▶ [What the task asks]: Only the pictures stay out; every record is to be quoted exactly.

--- --- ---

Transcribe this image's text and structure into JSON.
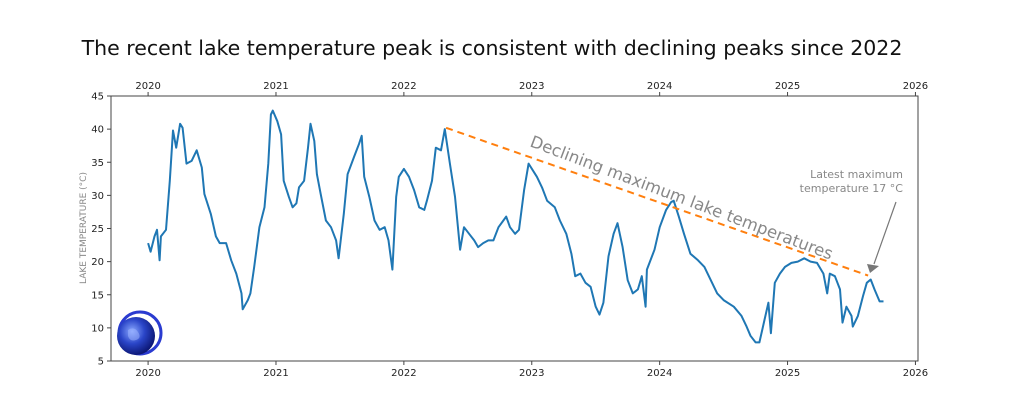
{
  "chart_data": {
    "type": "line",
    "title": "The recent lake temperature peak is consistent with declining peaks since 2022",
    "xlabel": "",
    "ylabel": "LAKE TEMPERATURE (°C)",
    "xlim": [
      2019.71,
      2026.02
    ],
    "ylim": [
      5,
      45
    ],
    "x_ticks": [
      "2020",
      "2021",
      "2022",
      "2023",
      "2024",
      "2025",
      "2026"
    ],
    "x_ticks_top": [
      "2020",
      "2021",
      "2022",
      "2023",
      "2024",
      "2025",
      "2026"
    ],
    "y_ticks": [
      "5",
      "10",
      "15",
      "20",
      "25",
      "30",
      "35",
      "40",
      "45"
    ],
    "grid": false,
    "series": [
      {
        "color": "#1f77b4",
        "x": [
          2020.0,
          2020.02,
          2020.05,
          2020.07,
          2020.09,
          2020.1,
          2020.14,
          2020.17,
          2020.195,
          2020.22,
          2020.25,
          2020.27,
          2020.3,
          2020.34,
          2020.38,
          2020.42,
          2020.44,
          2020.49,
          2020.53,
          2020.56,
          2020.61,
          2020.65,
          2020.69,
          2020.73,
          2020.74,
          2020.78,
          2020.8,
          2020.83,
          2020.87,
          2020.91,
          2020.94,
          2020.96,
          2020.975,
          2021.01,
          2021.04,
          2021.06,
          2021.1,
          2021.13,
          2021.16,
          2021.18,
          2021.22,
          2021.25,
          2021.27,
          2021.3,
          2021.32,
          2021.35,
          2021.39,
          2021.43,
          2021.47,
          2021.49,
          2021.53,
          2021.56,
          2021.61,
          2021.65,
          2021.67,
          2021.69,
          2021.73,
          2021.77,
          2021.81,
          2021.85,
          2021.88,
          2021.91,
          2021.94,
          2021.96,
          2022.0,
          2022.04,
          2022.08,
          2022.12,
          2022.16,
          2022.18,
          2022.22,
          2022.25,
          2022.29,
          2022.32,
          2022.36,
          2022.4,
          2022.44,
          2022.47,
          2022.51,
          2022.55,
          2022.58,
          2022.62,
          2022.66,
          2022.7,
          2022.74,
          2022.8,
          2022.83,
          2022.87,
          2022.9,
          2022.94,
          2022.975,
          2023.04,
          2023.08,
          2023.12,
          2023.18,
          2023.22,
          2023.27,
          2023.31,
          2023.34,
          2023.38,
          2023.42,
          2023.46,
          2023.5,
          2023.53,
          2023.56,
          2023.6,
          2023.64,
          2023.67,
          2023.71,
          2023.75,
          2023.79,
          2023.83,
          2023.86,
          2023.89,
          2023.9,
          2023.96,
          2024.0,
          2024.05,
          2024.09,
          2024.11,
          2024.15,
          2024.19,
          2024.24,
          2024.3,
          2024.35,
          2024.4,
          2024.45,
          2024.5,
          2024.58,
          2024.64,
          2024.68,
          2024.71,
          2024.75,
          2024.78,
          2024.82,
          2024.85,
          2024.87,
          2024.9,
          2024.94,
          2024.98,
          2025.03,
          2025.08,
          2025.13,
          2025.18,
          2025.23,
          2025.28,
          2025.31,
          2025.33,
          2025.37,
          2025.41,
          2025.43,
          2025.46,
          2025.5,
          2025.51,
          2025.55,
          2025.59,
          2025.62,
          2025.65,
          2025.68,
          2025.72,
          2025.75
        ],
        "y": [
          22.8,
          21.5,
          23.8,
          24.8,
          20.2,
          23.8,
          24.8,
          32.2,
          39.8,
          37.2,
          40.8,
          40.2,
          34.8,
          35.2,
          36.8,
          34.2,
          30.2,
          27.2,
          23.8,
          22.8,
          22.8,
          20.2,
          18.2,
          15.2,
          12.8,
          14.2,
          15.2,
          19.2,
          25.2,
          28.2,
          34.8,
          42.2,
          42.8,
          41.2,
          39.2,
          32.2,
          29.8,
          28.2,
          28.8,
          31.2,
          32.2,
          37.2,
          40.8,
          38.2,
          33.2,
          30.2,
          26.2,
          25.2,
          23.2,
          20.5,
          27.2,
          33.2,
          35.8,
          37.8,
          39.0,
          32.8,
          29.8,
          26.2,
          24.8,
          25.2,
          23.2,
          18.8,
          29.8,
          32.8,
          34.0,
          32.8,
          30.8,
          28.2,
          27.8,
          29.2,
          32.2,
          37.2,
          36.8,
          40.0,
          34.8,
          29.8,
          21.8,
          25.2,
          24.2,
          23.2,
          22.2,
          22.8,
          23.2,
          23.2,
          25.2,
          26.8,
          25.2,
          24.2,
          24.8,
          30.8,
          34.8,
          32.8,
          31.2,
          29.2,
          28.2,
          26.2,
          24.2,
          21.2,
          17.8,
          18.2,
          16.8,
          16.2,
          13.2,
          12.0,
          13.8,
          20.8,
          24.2,
          25.8,
          22.2,
          17.2,
          15.2,
          15.8,
          17.8,
          13.2,
          18.8,
          21.8,
          25.2,
          27.8,
          29.0,
          29.2,
          26.8,
          24.2,
          21.2,
          20.2,
          19.2,
          17.2,
          15.2,
          14.2,
          13.2,
          11.8,
          10.2,
          8.8,
          7.8,
          7.8,
          11.2,
          13.8,
          9.2,
          16.8,
          18.2,
          19.2,
          19.8,
          20.0,
          20.5,
          20.0,
          19.8,
          18.2,
          15.2,
          18.2,
          17.8,
          15.8,
          10.8,
          13.2,
          11.8,
          10.2,
          11.8,
          14.8,
          16.8,
          17.3,
          15.8,
          14.0,
          14.0
        ]
      }
    ],
    "trend_line": {
      "color": "#ff7f0e",
      "style": "dashed",
      "x": [
        2022.33,
        2025.63
      ],
      "y": [
        40.2,
        17.9
      ]
    },
    "annotations": [
      {
        "text": "Declining maximum lake temperatures"
      },
      {
        "line1": "Latest maximum",
        "line2": "temperature 17 °C",
        "arrow_to": [
          2025.65,
          17.3
        ]
      }
    ],
    "logo": "blue-globe-logo"
  }
}
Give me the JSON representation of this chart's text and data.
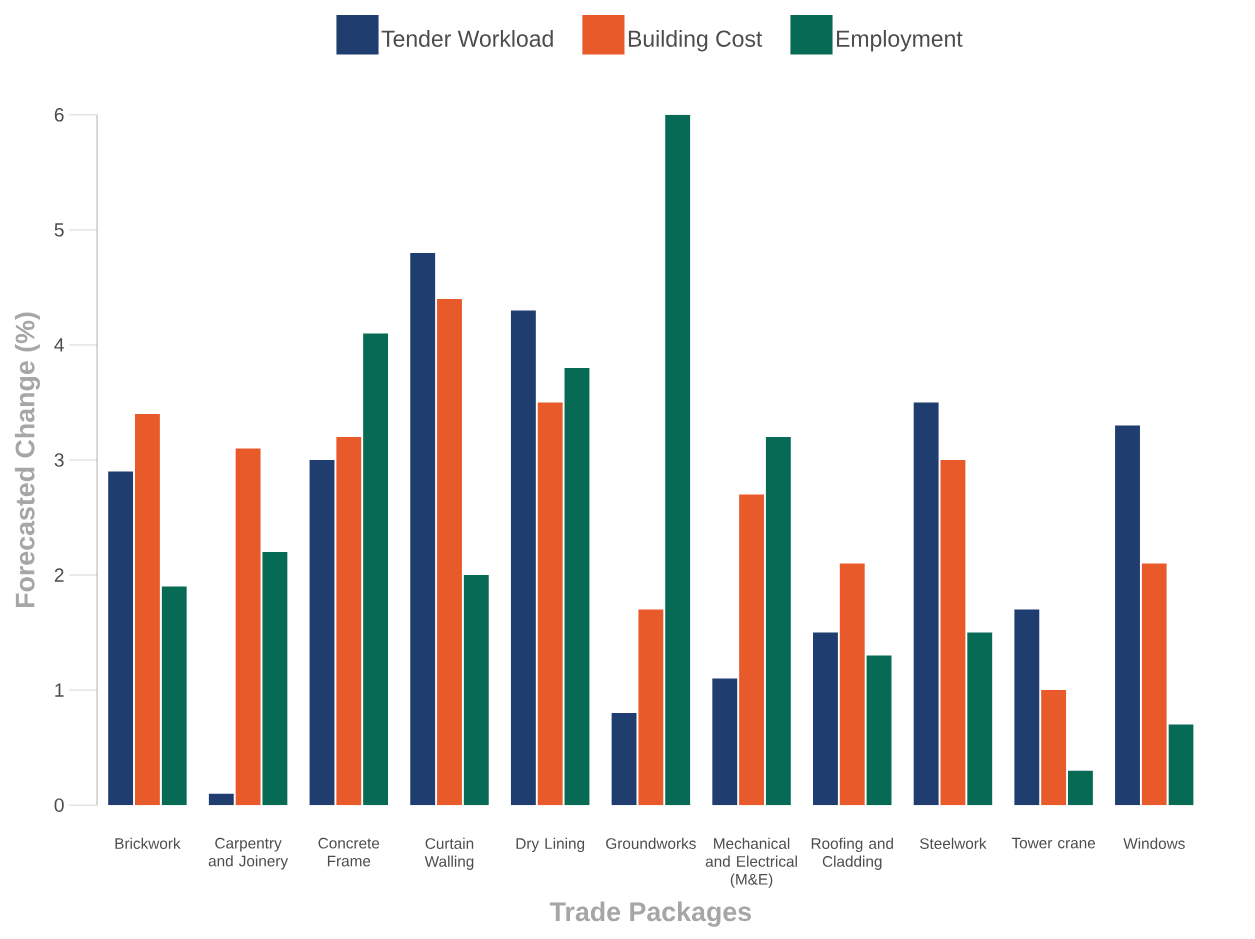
{
  "chart_data": {
    "type": "bar",
    "xlabel": "Trade Packages",
    "ylabel": "Forecasted Change (%)",
    "categories": [
      "Brickwork",
      "Carpentry and Joinery",
      "Concrete Frame",
      "Curtain Walling",
      "Dry Lining",
      "Groundworks",
      "Mechanical and Electrical (M&E)",
      "Roofing and Cladding",
      "Steelwork",
      "Tower crane",
      "Windows"
    ],
    "series": [
      {
        "name": "Tender Workload",
        "color": "#1f3d6e",
        "values": [
          2.9,
          0.1,
          3.0,
          4.8,
          4.3,
          0.8,
          1.1,
          1.5,
          3.5,
          1.7,
          3.3
        ]
      },
      {
        "name": "Building Cost",
        "color": "#e95a2a",
        "values": [
          3.4,
          3.1,
          3.2,
          4.4,
          3.5,
          1.7,
          2.7,
          2.1,
          3.0,
          1.0,
          2.1
        ]
      },
      {
        "name": "Employment",
        "color": "#066a55",
        "values": [
          1.9,
          2.2,
          4.1,
          2.0,
          3.8,
          6.0,
          3.2,
          1.3,
          1.5,
          0.3,
          0.7
        ]
      }
    ],
    "ylim": [
      0,
      6
    ],
    "yticks": [
      0,
      1,
      2,
      3,
      4,
      5,
      6
    ],
    "legend": "top"
  }
}
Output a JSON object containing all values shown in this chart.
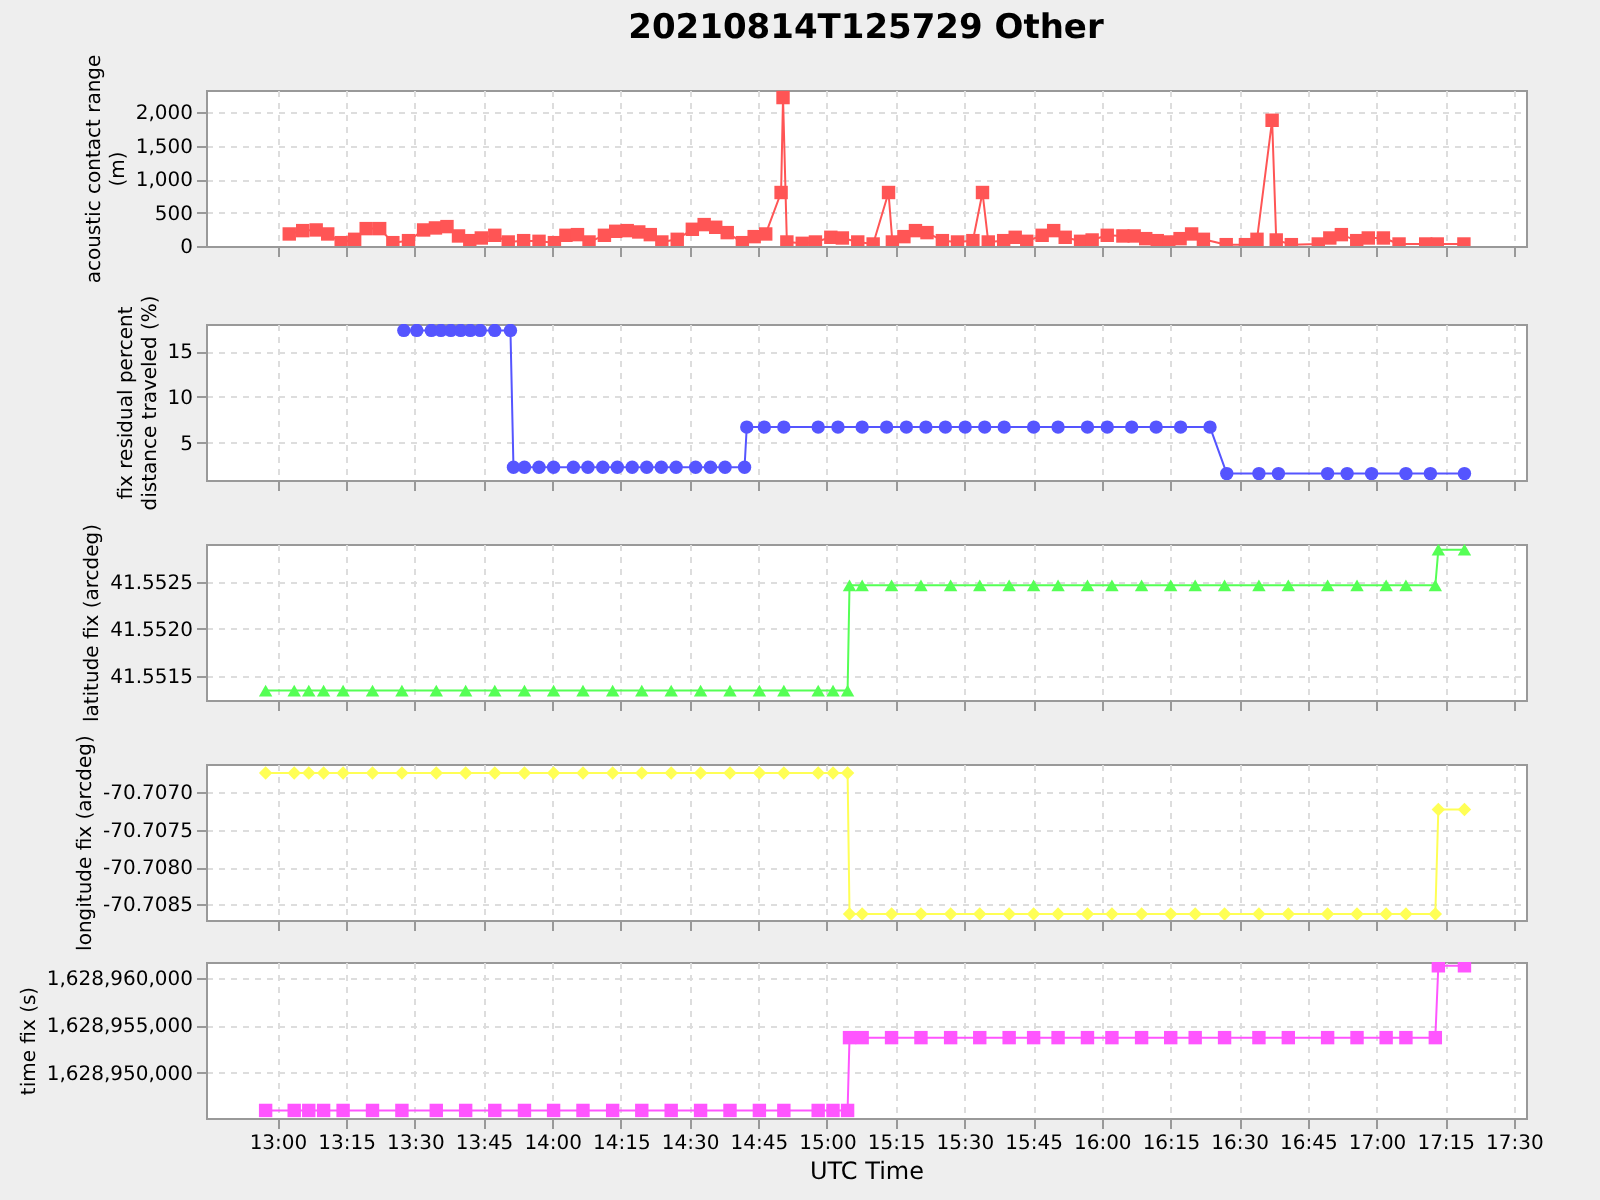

--- --- ---

▶ [Task solution]:
Transcribe this image's text and structure into JSON.
{
  "chart_data": {
    "type": "line",
    "title": "The recent lake temperature peak is consistent with declining peaks since 2022",
    "xlabel": "",
    "ylabel": "LAKE TEMPERATURE (°C)",
    "xlim": [
      2019.71,
      2026.02
    ],
    "ylim": [
      5,
      45
    ],
    "x_ticks": [
      "2020",
      "2021",
      "2022",
      "2023",
      "2024",
      "2025",
      "2026"
    ],
    "x_ticks_top": [
      "2020",
      "2021",
      "2022",
      "2023",
      "2024",
      "2025",
      "2026"
    ],
    "y_ticks": [
      "5",
      "10",
      "15",
      "20",
      "25",
      "30",
      "35",
      "40",
      "45"
    ],
    "grid": false,
    "series": [
      {
        "color": "#1f77b4",
        "x": [
          2020.0,
          2020.02,
          2020.05,
          2020.07,
          2020.09,
          2020.1,
          2020.14,
          2020.17,
          2020.195,
          2020.22,
          2020.25,
          2020.27,
          2020.3,
          2020.34,
          2020.38,
          2020.42,
          2020.44,
          2020.49,
          2020.53,
          2020.56,
          2020.61,
          2020.65,
          2020.69,
          2020.73,
          2020.74,
          2020.78,
          2020.8,
          2020.83,
          2020.87,
          2020.91,
          2020.94,
          2020.96,
          2020.975,
          2021.01,
          2021.04,
          2021.06,
          2021.1,
          2021.13,
          2021.16,
          2021.18,
          2021.22,
          2021.25,
          2021.27,
          2021.3,
          2021.32,
          2021.35,
          2021.39,
          2021.43,
          2021.47,
          2021.49,
          2021.53,
          2021.56,
          2021.61,
          2021.65,
          2021.67,
          2021.69,
          2021.73,
          2021.77,
          2021.81,
          2021.85,
          2021.88,
          2021.91,
          2021.94,
          2021.96,
          2022.0,
          2022.04,
          2022.08,
          2022.12,
          2022.16,
          2022.18,
          2022.22,
          2022.25,
          2022.29,
          2022.32,
          2022.36,
          2022.4,
          2022.44,
          2022.47,
          2022.51,
          2022.55,
          2022.58,
          2022.62,
          2022.66,
          2022.7,
          2022.74,
          2022.8,
          2022.83,
          2022.87,
          2022.9,
          2022.94,
          2022.975,
          2023.04,
          2023.08,
          2023.12,
          2023.18,
          2023.22,
          2023.27,
          2023.31,
          2023.34,
          2023.38,
          2023.42,
          2023.46,
          2023.5,
          2023.53,
          2023.56,
          2023.6,
          2023.64,
          2023.67,
          2023.71,
          2023.75,
          2023.79,
          2023.83,
          2023.86,
          2023.89,
          2023.9,
          2023.96,
          2024.0,
          2024.05,
          2024.09,
          2024.11,
          2024.15,
          2024.19,
          2024.24,
          2024.3,
          2024.35,
          2024.4,
          2024.45,
          2024.5,
          2024.58,
          2024.64,
          2024.68,
          2024.71,
          2024.75,
          2024.78,
          2024.82,
          2024.85,
          2024.87,
          2024.9,
          2024.94,
          2024.98,
          2025.03,
          2025.08,
          2025.13,
          2025.18,
          2025.23,
          2025.28,
          2025.31,
          2025.33,
          2025.37,
          2025.41,
          2025.43,
          2025.46,
          2025.5,
          2025.51,
          2025.55,
          2025.59,
          2025.62,
          2025.65,
          2025.68,
          2025.72,
          2025.75
        ],
        "y": [
          22.8,
          21.5,
          23.8,
          24.8,
          20.2,
          23.8,
          24.8,
          32.2,
          39.8,
          37.2,
          40.8,
          40.2,
          34.8,
          35.2,
          36.8,
          34.2,
          30.2,
          27.2,
          23.8,
          22.8,
          22.8,
          20.2,
          18.2,
          15.2,
          12.8,
          14.2,
          15.2,
          19.2,
          25.2,
          28.2,
          34.8,
          42.2,
          42.8,
          41.2,
          39.2,
          32.2,
          29.8,
          28.2,
          28.8,
          31.2,
          32.2,
          37.2,
          40.8,
          38.2,
          33.2,
          30.2,
          26.2,
          25.2,
          23.2,
          20.5,
          27.2,
          33.2,
          35.8,
          37.8,
          39.0,
          32.8,
          29.8,
          26.2,
          24.8,
          25.2,
          23.2,
          18.8,
          29.8,
          32.8,
          34.0,
          32.8,
          30.8,
          28.2,
          27.8,
          29.2,
          32.2,
          37.2,
          36.8,
          40.0,
          34.8,
          29.8,
          21.8,
          25.2,
          24.2,
          23.2,
          22.2,
          22.8,
          23.2,
          23.2,
          25.2,
          26.8,
          25.2,
          24.2,
          24.8,
          30.8,
          34.8,
          32.8,
          31.2,
          29.2,
          28.2,
          26.2,
          24.2,
          21.2,
          17.8,
          18.2,
          16.8,
          16.2,
          13.2,
          12.0,
          13.8,
          20.8,
          24.2,
          25.8,
          22.2,
          17.2,
          15.2,
          15.8,
          17.8,
          13.2,
          18.8,
          21.8,
          25.2,
          27.8,
          29.0,
          29.2,
          26.8,
          24.2,
          21.2,
          20.2,
          19.2,
          17.2,
          15.2,
          14.2,
          13.2,
          11.8,
          10.2,
          8.8,
          7.8,
          7.8,
          11.2,
          13.8,
          9.2,
          16.8,
          18.2,
          19.2,
          19.8,
          20.0,
          20.5,
          20.0,
          19.8,
          18.2,
          15.2,
          18.2,
          17.8,
          15.8,
          10.8,
          13.2,
          11.8,
          10.2,
          11.8,
          14.8,
          16.8,
          17.3,
          15.8,
          14.0,
          14.0
        ]
      }
    ],
    "trend_line": {
      "color": "#ff7f0e",
      "style": "dashed",
      "x": [
        2022.33,
        2025.63
      ],
      "y": [
        40.2,
        17.9
      ]
    },
    "annotations": [
      {
        "text": "Declining maximum lake temperatures"
      },
      {
        "line1": "Latest maximum",
        "line2": "temperature 17 °C",
        "arrow_to": [
          2025.65,
          17.3
        ]
      }
    ],
    "logo": "blue-globe-logo"
  }
}
Give me the JSON representation of this chart's text and data.
{
  "chart_data": {
    "type": "bar",
    "xlabel": "Trade Packages",
    "ylabel": "Forecasted Change (%)",
    "categories": [
      "Brickwork",
      "Carpentry and Joinery",
      "Concrete Frame",
      "Curtain Walling",
      "Dry Lining",
      "Groundworks",
      "Mechanical and Electrical (M&E)",
      "Roofing and Cladding",
      "Steelwork",
      "Tower crane",
      "Windows"
    ],
    "series": [
      {
        "name": "Tender Workload",
        "color": "#1f3d6e",
        "values": [
          2.9,
          0.1,
          3.0,
          4.8,
          4.3,
          0.8,
          1.1,
          1.5,
          3.5,
          1.7,
          3.3
        ]
      },
      {
        "name": "Building Cost",
        "color": "#e95a2a",
        "values": [
          3.4,
          3.1,
          3.2,
          4.4,
          3.5,
          1.7,
          2.7,
          2.1,
          3.0,
          1.0,
          2.1
        ]
      },
      {
        "name": "Employment",
        "color": "#066a55",
        "values": [
          1.9,
          2.2,
          4.1,
          2.0,
          3.8,
          6.0,
          3.2,
          1.3,
          1.5,
          0.3,
          0.7
        ]
      }
    ],
    "ylim": [
      0,
      6
    ],
    "yticks": [
      0,
      1,
      2,
      3,
      4,
      5,
      6
    ],
    "legend": "top"
  }
}
Output a JSON object containing all values shown in this chart.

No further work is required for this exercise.